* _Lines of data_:
● ● ●

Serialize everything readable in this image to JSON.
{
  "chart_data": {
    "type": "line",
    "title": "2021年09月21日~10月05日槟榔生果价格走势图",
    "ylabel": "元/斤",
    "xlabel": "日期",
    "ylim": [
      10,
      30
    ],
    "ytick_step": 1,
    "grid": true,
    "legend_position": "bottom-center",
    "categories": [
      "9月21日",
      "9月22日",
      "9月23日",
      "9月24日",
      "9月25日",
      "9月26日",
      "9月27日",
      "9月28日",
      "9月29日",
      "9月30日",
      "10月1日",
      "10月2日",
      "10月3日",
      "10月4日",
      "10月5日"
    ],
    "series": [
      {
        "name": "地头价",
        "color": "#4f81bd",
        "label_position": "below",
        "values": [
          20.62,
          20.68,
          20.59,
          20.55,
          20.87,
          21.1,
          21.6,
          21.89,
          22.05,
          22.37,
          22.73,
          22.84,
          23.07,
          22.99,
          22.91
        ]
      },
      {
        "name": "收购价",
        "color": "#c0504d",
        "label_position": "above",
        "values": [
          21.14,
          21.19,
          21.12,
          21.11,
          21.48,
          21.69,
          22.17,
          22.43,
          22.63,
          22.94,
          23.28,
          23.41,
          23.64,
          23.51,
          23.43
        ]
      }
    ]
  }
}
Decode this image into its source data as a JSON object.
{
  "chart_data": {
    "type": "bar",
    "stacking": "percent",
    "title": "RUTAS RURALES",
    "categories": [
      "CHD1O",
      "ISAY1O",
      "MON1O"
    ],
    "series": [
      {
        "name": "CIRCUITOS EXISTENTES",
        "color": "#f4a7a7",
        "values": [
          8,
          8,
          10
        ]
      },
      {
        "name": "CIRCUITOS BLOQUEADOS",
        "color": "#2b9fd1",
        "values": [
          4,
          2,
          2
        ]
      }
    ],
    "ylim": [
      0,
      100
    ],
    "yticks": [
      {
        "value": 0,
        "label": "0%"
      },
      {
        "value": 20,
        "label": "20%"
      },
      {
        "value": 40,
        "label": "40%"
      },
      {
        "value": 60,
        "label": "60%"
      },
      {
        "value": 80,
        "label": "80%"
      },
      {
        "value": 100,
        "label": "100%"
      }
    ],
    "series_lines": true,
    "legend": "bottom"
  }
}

● ● ●

* _Work to do_: Lines of the material that contain the word "name" are to be gathered.

* _Full solution_:
        "name": "地头价",
        "name": "收购价",
        "name": "CIRCUITOS EXISTENTES",
        "name": "CIRCUITOS BLOQUEADOS",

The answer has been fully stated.